Short problem:
Leave out the pictures and repeat the rest of the material exactly.
>> start Material for this task
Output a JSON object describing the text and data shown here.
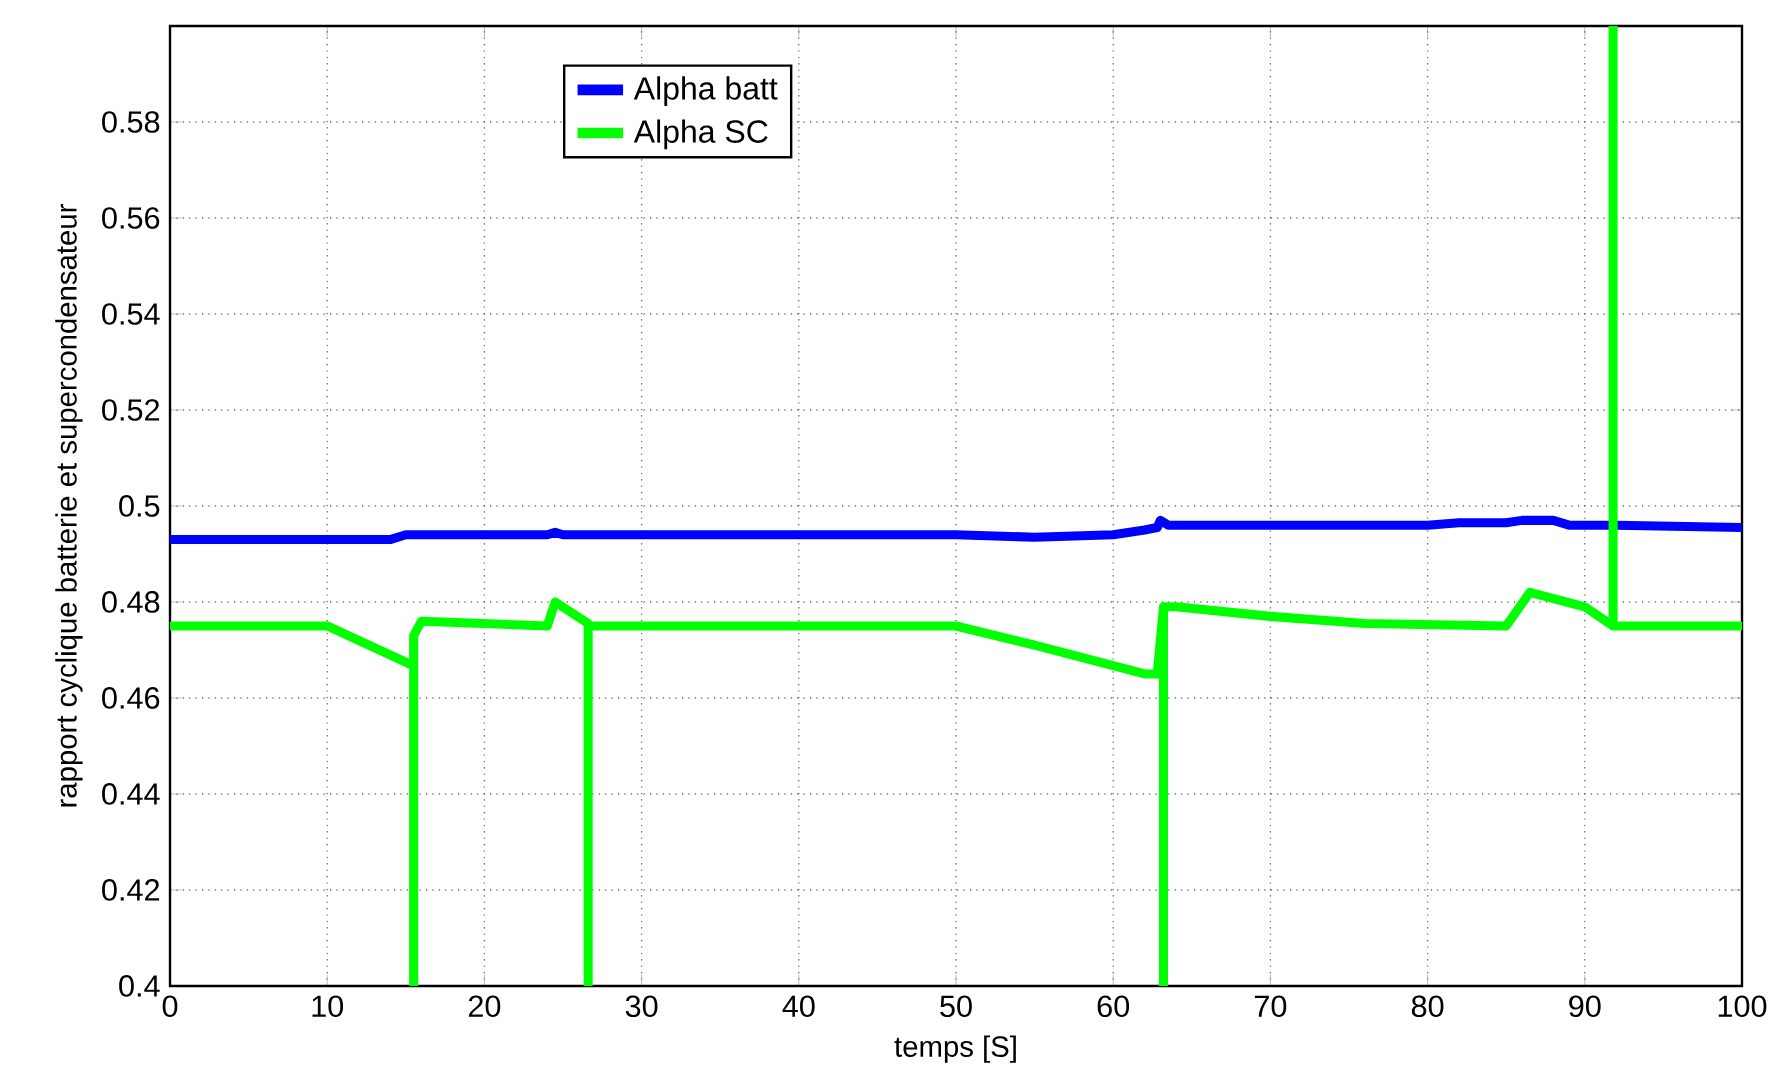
{
  "chart_data": {
    "type": "line",
    "xlabel": "temps [S]",
    "ylabel": "rapport cyclique  batterie  et  supercondensateur",
    "xlim": [
      0,
      100
    ],
    "ylim": [
      0.4,
      0.6
    ],
    "xticks": [
      0,
      10,
      20,
      30,
      40,
      50,
      60,
      70,
      80,
      90,
      100
    ],
    "yticks": [
      0.4,
      0.42,
      0.44,
      0.46,
      0.48,
      0.5,
      0.52,
      0.54,
      0.56,
      0.58
    ],
    "grid": true,
    "legend": "top",
    "line_style": "solid",
    "marker": "none",
    "series": [
      {
        "name": "Alpha batt",
        "color": "#0000ff",
        "x": [
          0,
          14,
          15,
          24,
          24.5,
          25,
          50,
          55,
          60,
          62,
          62.8,
          63,
          63.5,
          70,
          80,
          82,
          85,
          86,
          88,
          89,
          92,
          100
        ],
        "values": [
          0.493,
          0.493,
          0.494,
          0.494,
          0.4945,
          0.494,
          0.494,
          0.4935,
          0.494,
          0.495,
          0.4955,
          0.497,
          0.496,
          0.496,
          0.496,
          0.4965,
          0.4965,
          0.497,
          0.497,
          0.496,
          0.496,
          0.4955
        ]
      },
      {
        "name": "Alpha SC",
        "color": "#00ff00",
        "x": [
          0,
          10,
          15.3,
          15.5,
          15.5,
          15.5,
          16,
          24,
          24.5,
          26.6,
          26.6,
          26.6,
          27,
          50,
          55,
          62,
          62.8,
          63.2,
          63.2,
          63.2,
          64,
          70,
          76,
          85,
          86.5,
          90,
          91.8,
          91.8,
          91.8,
          92.2,
          100
        ],
        "values": [
          0.475,
          0.475,
          0.467,
          0.467,
          0.4,
          0.473,
          0.476,
          0.475,
          0.48,
          0.4755,
          0.4,
          0.475,
          0.475,
          0.475,
          0.471,
          0.465,
          0.465,
          0.479,
          0.4,
          0.479,
          0.479,
          0.477,
          0.4755,
          0.475,
          0.482,
          0.479,
          0.475,
          0.6,
          0.475,
          0.475,
          0.475
        ]
      }
    ]
  }
}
>> end Material for this task
Worked answer:
Output a JSON object describing the text and data shown here.
{
  "chart_data": {
    "type": "line",
    "xlabel": "temps [S]",
    "ylabel": "rapport cyclique  batterie  et  supercondensateur",
    "xlim": [
      0,
      100
    ],
    "ylim": [
      0.4,
      0.6
    ],
    "xticks": [
      0,
      10,
      20,
      30,
      40,
      50,
      60,
      70,
      80,
      90,
      100
    ],
    "yticks": [
      0.4,
      0.42,
      0.44,
      0.46,
      0.48,
      0.5,
      0.52,
      0.54,
      0.56,
      0.58
    ],
    "grid": true,
    "legend": "top",
    "line_style": "solid",
    "marker": "none",
    "series": [
      {
        "name": "Alpha batt",
        "color": "#0000ff",
        "x": [
          0,
          14,
          15,
          24,
          24.5,
          25,
          50,
          55,
          60,
          62,
          62.8,
          63,
          63.5,
          70,
          80,
          82,
          85,
          86,
          88,
          89,
          92,
          100
        ],
        "values": [
          0.493,
          0.493,
          0.494,
          0.494,
          0.4945,
          0.494,
          0.494,
          0.4935,
          0.494,
          0.495,
          0.4955,
          0.497,
          0.496,
          0.496,
          0.496,
          0.4965,
          0.4965,
          0.497,
          0.497,
          0.496,
          0.496,
          0.4955
        ]
      },
      {
        "name": "Alpha SC",
        "color": "#00ff00",
        "x": [
          0,
          10,
          15.3,
          15.5,
          15.5,
          15.5,
          16,
          24,
          24.5,
          26.6,
          26.6,
          26.6,
          27,
          50,
          55,
          62,
          62.8,
          63.2,
          63.2,
          63.2,
          64,
          70,
          76,
          85,
          86.5,
          90,
          91.8,
          91.8,
          91.8,
          92.2,
          100
        ],
        "values": [
          0.475,
          0.475,
          0.467,
          0.467,
          0.4,
          0.473,
          0.476,
          0.475,
          0.48,
          0.4755,
          0.4,
          0.475,
          0.475,
          0.475,
          0.471,
          0.465,
          0.465,
          0.479,
          0.4,
          0.479,
          0.479,
          0.477,
          0.4755,
          0.475,
          0.482,
          0.479,
          0.475,
          0.6,
          0.475,
          0.475,
          0.475
        ]
      }
    ]
  }
}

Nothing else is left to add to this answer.